━━━━━ Extracted material ━━━━━

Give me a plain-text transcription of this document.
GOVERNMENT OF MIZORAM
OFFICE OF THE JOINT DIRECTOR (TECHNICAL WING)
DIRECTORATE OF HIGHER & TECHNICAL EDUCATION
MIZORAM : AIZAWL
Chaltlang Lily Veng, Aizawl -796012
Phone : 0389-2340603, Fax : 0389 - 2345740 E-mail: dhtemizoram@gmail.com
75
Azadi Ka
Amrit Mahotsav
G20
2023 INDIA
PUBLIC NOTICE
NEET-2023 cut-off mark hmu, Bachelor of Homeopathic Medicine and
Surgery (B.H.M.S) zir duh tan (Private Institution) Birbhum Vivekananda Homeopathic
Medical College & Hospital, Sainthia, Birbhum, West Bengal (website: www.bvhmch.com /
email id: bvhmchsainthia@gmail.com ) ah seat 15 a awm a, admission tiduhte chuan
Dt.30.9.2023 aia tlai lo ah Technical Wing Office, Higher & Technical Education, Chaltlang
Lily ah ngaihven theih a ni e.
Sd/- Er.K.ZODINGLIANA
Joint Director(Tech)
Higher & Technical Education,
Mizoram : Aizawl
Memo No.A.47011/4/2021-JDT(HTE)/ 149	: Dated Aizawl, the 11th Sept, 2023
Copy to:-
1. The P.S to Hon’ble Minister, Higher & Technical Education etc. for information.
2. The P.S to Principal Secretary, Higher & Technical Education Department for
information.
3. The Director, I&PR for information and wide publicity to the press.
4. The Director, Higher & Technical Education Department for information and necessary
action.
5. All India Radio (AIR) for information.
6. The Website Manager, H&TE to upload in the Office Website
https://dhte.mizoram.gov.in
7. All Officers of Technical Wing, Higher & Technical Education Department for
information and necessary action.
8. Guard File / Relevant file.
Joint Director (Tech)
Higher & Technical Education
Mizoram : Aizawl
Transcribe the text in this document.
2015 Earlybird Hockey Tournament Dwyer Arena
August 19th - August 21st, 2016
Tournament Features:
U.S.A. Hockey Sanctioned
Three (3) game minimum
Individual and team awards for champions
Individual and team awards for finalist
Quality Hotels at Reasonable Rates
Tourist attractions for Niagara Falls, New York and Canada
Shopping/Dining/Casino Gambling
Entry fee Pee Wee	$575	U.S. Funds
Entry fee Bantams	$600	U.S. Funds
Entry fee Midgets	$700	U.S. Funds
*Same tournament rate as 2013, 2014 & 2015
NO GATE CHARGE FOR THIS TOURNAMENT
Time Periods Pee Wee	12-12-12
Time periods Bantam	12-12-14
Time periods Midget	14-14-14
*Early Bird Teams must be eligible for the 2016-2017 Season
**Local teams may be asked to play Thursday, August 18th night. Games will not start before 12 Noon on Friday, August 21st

━━━━━

## Your goal
From the entries above, copy every line that holds the word "Birbhum".

## Correct response
Surgery (B.H.M.S) zir duh tan (Private Institution) Birbhum Vivekananda Homeopathic
Medical College & Hospital, Sainthia, Birbhum, West Bengal (website: www.bvhmch.com /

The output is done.